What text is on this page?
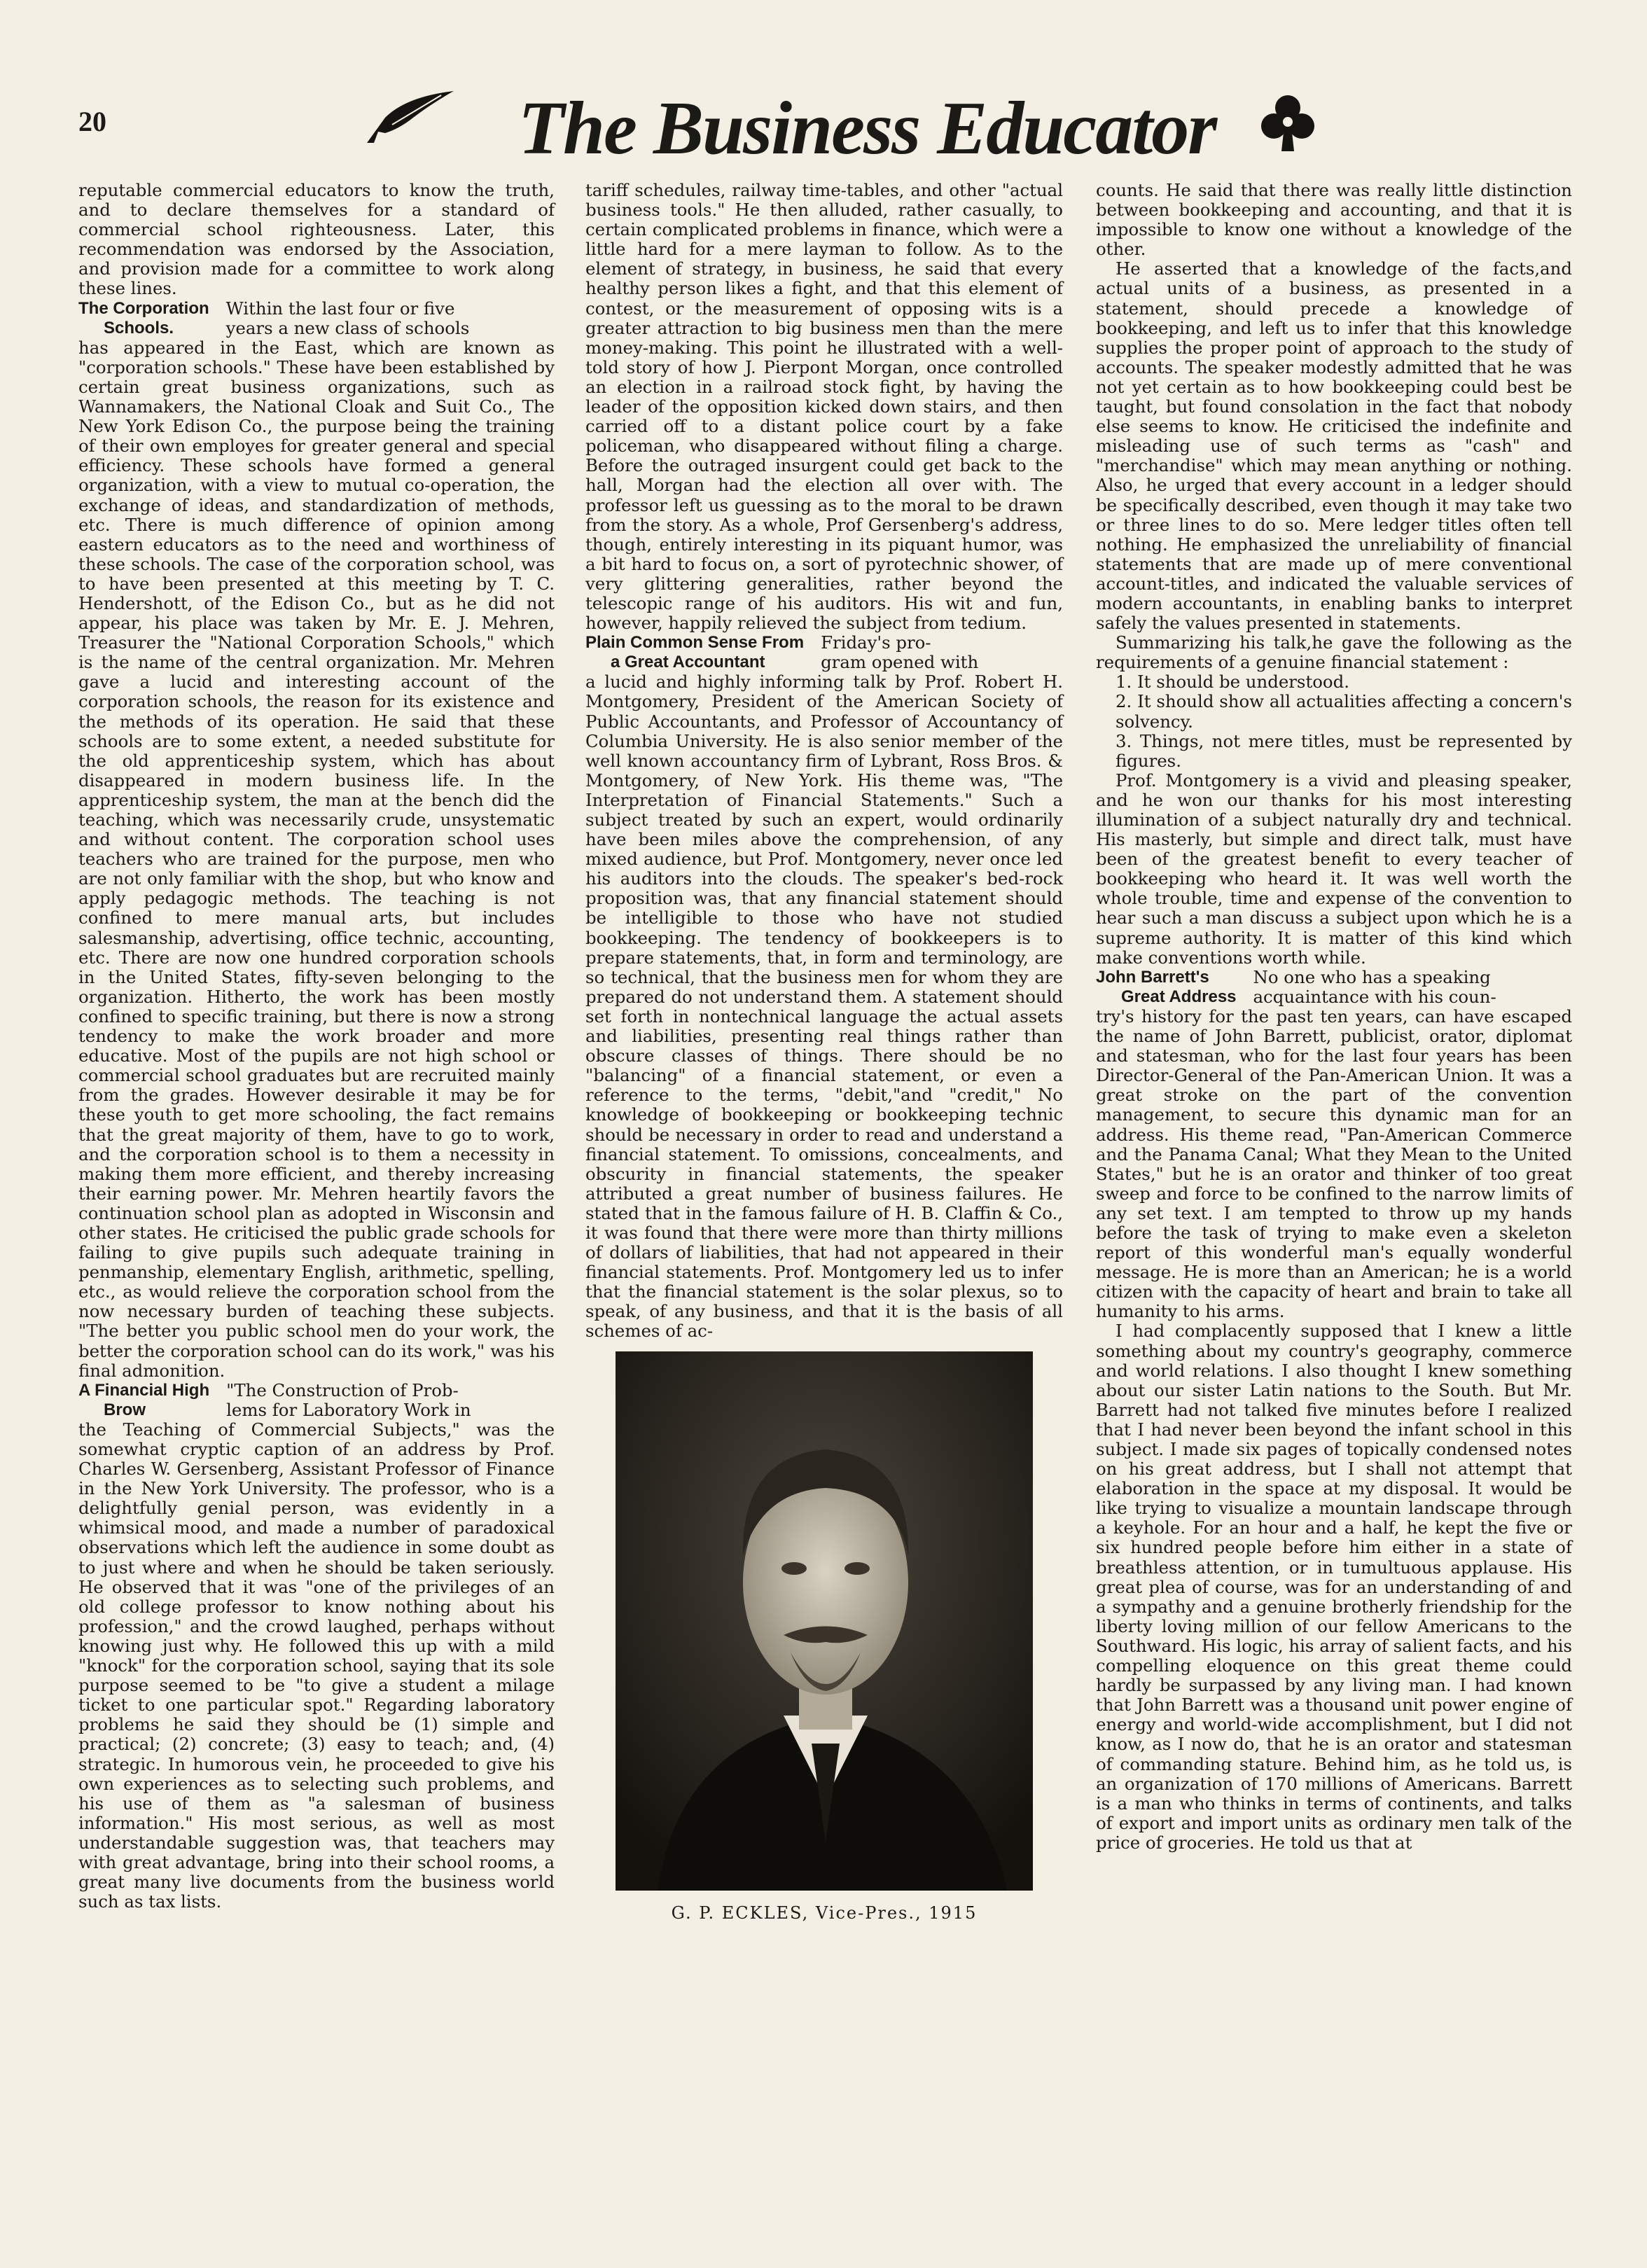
20	The Business Educator

reputable commercial educators to know the truth, and to declare themselves for a standard of commercial school righteousness. Later, this recommendation was endorsed by the Association, and provision made for a committee to work along these lines.

The Corporation
Schools.
Within the last four or five
years a new class of schools

has appeared in the East, which are known as "corporation schools." These have been established by certain great business organizations, such as Wannamakers, the National Cloak and Suit Co., The New York Edison Co., the purpose being the training of their own employes for greater general and special efficiency. These schools have formed a general organization, with a view to mutual co-operation, the exchange of ideas, and standardization of methods, etc. There is much difference of opinion among eastern educators as to the need and worthiness of these schools. The case of the corporation school, was to have been presented at this meeting by T. C. Hendershott, of the Edison Co., but as he did not appear, his place was taken by Mr. E. J. Mehren, Treasurer the "National Corporation Schools," which is the name of the central organization. Mr. Mehren gave a lucid and interesting account of the corporation schools, the reason for its existence and the methods of its operation. He said that these schools are to some extent, a needed substitute for the old apprenticeship system, which has about disappeared in modern business life. In the apprenticeship system, the man at the bench did the teaching, which was necessarily crude, unsystematic and without content. The corporation school uses teachers who are trained for the purpose, men who are not only familiar with the shop, but who know and apply pedagogic methods. The teaching is not confined to mere manual arts, but includes salesmanship, advertising, office technic, accounting, etc. There are now one hundred corporation schools in the United States, fifty-seven belonging to the organization. Hitherto, the work has been mostly confined to specific training, but there is now a strong tendency to make the work broader and more educative. Most of the pupils are not high school or commercial school graduates but are recruited mainly from the grades. However desirable it may be for these youth to get more schooling, the fact remains that the great majority of them, have to go to work, and the corporation school is to them a necessity in making them more efficient, and thereby increasing their earning power. Mr. Mehren heartily favors the continuation school plan as adopted in Wisconsin and other states. He criticised the public grade schools for failing to give pupils such adequate training in penmanship, elementary English, arithmetic, spelling, etc., as would relieve the corporation school from the now necessary burden of teaching these subjects. "The better you public school men do your work, the better the corporation school can do its work," was his final admonition.

A Financial High
Brow
"The Construction of Prob-
lems for Laboratory Work in

the Teaching of Commercial Subjects," was the somewhat cryptic caption of an address by Prof. Charles W. Gersenberg, Assistant Professor of Finance in the New York University. The professor, who is a delightfully genial person, was evidently in a whimsical mood, and made a number of paradoxical observations which left the audience in some doubt as to just where and when he should be taken seriously. He observed that it was "one of the privileges of an old college professor to know nothing about his profession," and the crowd laughed, perhaps without knowing just why. He followed this up with a mild "knock" for the corporation school, saying that its sole purpose seemed to be "to give a student a milage ticket to one particular spot." Regarding laboratory problems he said they should be (1) simple and practical; (2) concrete; (3) easy to teach; and, (4) strategic. In humorous vein, he proceeded to give his own experiences as to selecting such problems, and his use of them as "a salesman of business information." His most serious, as well as most understandable suggestion was, that teachers may with great advantage, bring into their school rooms, a great many live documents from the business world such as tax lists.

tariff schedules, railway time-tables, and other "actual business tools." He then alluded, rather casually, to certain complicated problems in finance, which were a little hard for a mere layman to follow. As to the element of strategy, in business, he said that every healthy person likes a fight, and that this element of contest, or the measurement of opposing wits is a greater attraction to big business men than the mere money-making. This point he illustrated with a well-told story of how J. Pierpont Morgan, once controlled an election in a railroad stock fight, by having the leader of the opposition kicked down stairs, and then carried off to a distant police court by a fake policeman, who disappeared without filing a charge. Before the outraged insurgent could get back to the hall, Morgan had the election all over with. The professor left us guessing as to the moral to be drawn from the story. As a whole, Prof Gersenberg's address, though, entirely interesting in its piquant humor, was a bit hard to focus on, a sort of pyrotechnic shower, of very glittering generalities, rather beyond the telescopic range of his auditors. His wit and fun, however, happily relieved the subject from tedium.

Plain Common Sense From
a Great Accountant
Friday's pro-
gram opened with

a lucid and highly informing talk by Prof. Robert H. Montgomery, President of the American Society of Public Accountants, and Professor of Accountancy of Columbia University. He is also senior member of the well known accountancy firm of Lybrant, Ross Bros. & Montgomery, of New York. His theme was, "The Interpretation of Financial Statements." Such a subject treated by such an expert, would ordinarily have been miles above the comprehension, of any mixed audience, but Prof. Montgomery, never once led his auditors into the clouds. The speaker's bed-rock proposition was, that any financial statement should be intelligible to those who have not studied bookkeeping. The tendency of bookkeepers is to prepare statements, that, in form and terminology, are so technical, that the business men for whom they are prepared do not understand them. A statement should set forth in nontechnical language the actual assets and liabilities, presenting real things rather than obscure classes of things. There should be no "balancing" of a financial statement, or even a reference to the terms, "debit,"and "credit," No knowledge of bookkeeping or bookkeeping technic should be necessary in order to read and understand a financial statement. To omissions, concealments, and obscurity in financial statements, the speaker attributed a great number of business failures. He stated that in the famous failure of H. B. Claffin & Co., it was found that there were more than thirty millions of dollars of liabilities, that had not appeared in their financial statements. Prof. Montgomery led us to infer that the financial statement is the solar plexus, so to speak, of any business, and that it is the basis of all schemes of ac-

G. P. ECKLES, Vice-Pres., 1915

counts. He said that there was really little distinction between bookkeeping and accounting, and that it is impossible to know one without a knowledge of the other.

He asserted that a knowledge of the facts,and actual units of a business, as presented in a statement, should precede a knowledge of bookkeeping, and left us to infer that this knowledge supplies the proper point of approach to the study of accounts. The speaker modestly admitted that he was not yet certain as to how bookkeeping could best be taught, but found consolation in the fact that nobody else seems to know. He criticised the indefinite and misleading use of such terms as "cash" and "merchandise" which may mean anything or nothing. Also, he urged that every account in a ledger should be specifically described, even though it may take two or three lines to do so. Mere ledger titles often tell nothing. He emphasized the unreliability of financial statements that are made up of mere conventional account-titles, and indicated the valuable services of modern accountants, in enabling banks to interpret safely the values presented in statements.

Summarizing his talk,he gave the following as the requirements of a genuine financial statement :

1. It should be understood.

2. It should show all actualities affecting a concern's solvency.

3. Things, not mere titles, must be represented by figures.

Prof. Montgomery is a vivid and pleasing speaker, and he won our thanks for his most interesting illumination of a subject naturally dry and technical. His masterly, but simple and direct talk, must have been of the greatest benefit to every teacher of bookkeeping who heard it. It was well worth the whole trouble, time and expense of the convention to hear such a man discuss a subject upon which he is a supreme authority. It is matter of this kind which make conventions worth while.

John Barrett's
Great Address
No one who has a speaking
acquaintance with his coun-

try's history for the past ten years, can have escaped the name of John Barrett, publicist, orator, diplomat and statesman, who for the last four years has been Director-General of the Pan-American Union. It was a great stroke on the part of the convention management, to secure this dynamic man for an address. His theme read, "Pan-American Commerce and the Panama Canal; What they Mean to the United States," but he is an orator and thinker of too great sweep and force to be confined to the narrow limits of any set text. I am tempted to throw up my hands before the task of trying to make even a skeleton report of this wonderful man's equally wonderful message. He is more than an American; he is a world citizen with the capacity of heart and brain to take all humanity to his arms.

I had complacently supposed that I knew a little something about my country's geography, commerce and world relations. I also thought I knew something about our sister Latin nations to the South. But Mr. Barrett had not talked five minutes before I realized that I had never been beyond the infant school in this subject. I made six pages of topically condensed notes on his great address, but I shall not attempt that elaboration in the space at my disposal. It would be like trying to visualize a mountain landscape through a keyhole. For an hour and a half, he kept the five or six hundred people before him either in a state of breathless attention, or in tumultuous applause. His great plea of course, was for an understanding of and a sympathy and a genuine brotherly friendship for the liberty loving million of our fellow Americans to the Southward. His logic, his array of salient facts, and his compelling eloquence on this great theme could hardly be surpassed by any living man. I had known that John Barrett was a thousand unit power engine of energy and world-wide accomplishment, but I did not know, as I now do, that he is an orator and statesman of commanding stature. Behind him, as he told us, is an organization of 170 millions of Americans. Barrett is a man who thinks in terms of continents, and talks of export and import units as ordinary men talk of the price of groceries. He told us that at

● ● ● ● ● ● ●

- [Exercise instructions]:
Using the records given above, list every line that includes the word "five".

- [Task solution]:
Within the last four or five
I had complacently supposed that I knew a little something about my country's geography, commerce and world relations. I also thought I knew something about our sister Latin nations to the South. But Mr. Barrett had not talked five minutes before I realized that I had never been beyond the infant school in this subject. I made six pages of topically condensed notes on his great address, but I shall not attempt that elaboration in the space at my disposal. It would be like trying to visualize a mountain landscape through a keyhole. For an hour and a half, he kept the five or six hundred people before him either in a state of breathless attention, or in tumultuous applause. His great plea of course, was for an understanding of and a sympathy and a genuine brotherly friendship for the liberty loving million of our fellow Americans to the Southward. His logic, his array of salient facts, and his compelling eloquence on this great theme could hardly be surpassed by any living man. I had known that John Barrett was a thousand unit power engine of energy and world-wide accomplishment, but I did not know, as I now do, that he is an orator and statesman of commanding stature. Behind him, as he told us, is an organization of 170 millions of Americans. Barrett is a man who thinks in terms of continents, and talks of export and import units as ordinary men talk of the price of groceries. He told us that at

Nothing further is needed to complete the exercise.